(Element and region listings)
= = = =

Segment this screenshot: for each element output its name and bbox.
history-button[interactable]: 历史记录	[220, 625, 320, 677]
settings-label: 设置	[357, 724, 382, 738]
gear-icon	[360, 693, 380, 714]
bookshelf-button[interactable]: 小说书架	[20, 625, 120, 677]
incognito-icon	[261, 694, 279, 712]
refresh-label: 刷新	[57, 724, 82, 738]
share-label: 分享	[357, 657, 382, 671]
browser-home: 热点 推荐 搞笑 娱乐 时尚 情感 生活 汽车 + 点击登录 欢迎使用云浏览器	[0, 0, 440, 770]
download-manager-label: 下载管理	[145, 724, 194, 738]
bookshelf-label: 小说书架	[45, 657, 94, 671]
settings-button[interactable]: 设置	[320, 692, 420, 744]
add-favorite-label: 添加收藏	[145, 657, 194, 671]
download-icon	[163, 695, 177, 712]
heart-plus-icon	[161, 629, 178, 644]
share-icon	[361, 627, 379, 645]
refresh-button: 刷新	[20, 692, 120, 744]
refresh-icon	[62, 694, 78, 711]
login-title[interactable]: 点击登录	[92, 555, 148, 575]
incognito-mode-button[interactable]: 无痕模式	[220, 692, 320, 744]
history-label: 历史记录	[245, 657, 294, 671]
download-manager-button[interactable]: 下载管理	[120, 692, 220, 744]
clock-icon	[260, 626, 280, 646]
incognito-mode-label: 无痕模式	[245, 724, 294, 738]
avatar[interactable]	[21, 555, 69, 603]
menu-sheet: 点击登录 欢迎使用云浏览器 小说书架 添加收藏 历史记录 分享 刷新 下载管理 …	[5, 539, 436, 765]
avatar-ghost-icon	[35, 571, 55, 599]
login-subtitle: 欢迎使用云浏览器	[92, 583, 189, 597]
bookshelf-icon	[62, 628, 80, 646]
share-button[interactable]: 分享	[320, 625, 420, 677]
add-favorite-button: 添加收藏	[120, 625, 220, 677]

= = = =

Identify each line in the records that contains the string "bookshelf" with matching case, and copy every such line in full.

_WORKED ANSWER_.
bookshelf-button[interactable]: 小说书架	[20, 625, 120, 677]
bookshelf-label: 小说书架	[45, 657, 94, 671]
bookshelf-icon	[62, 628, 80, 646]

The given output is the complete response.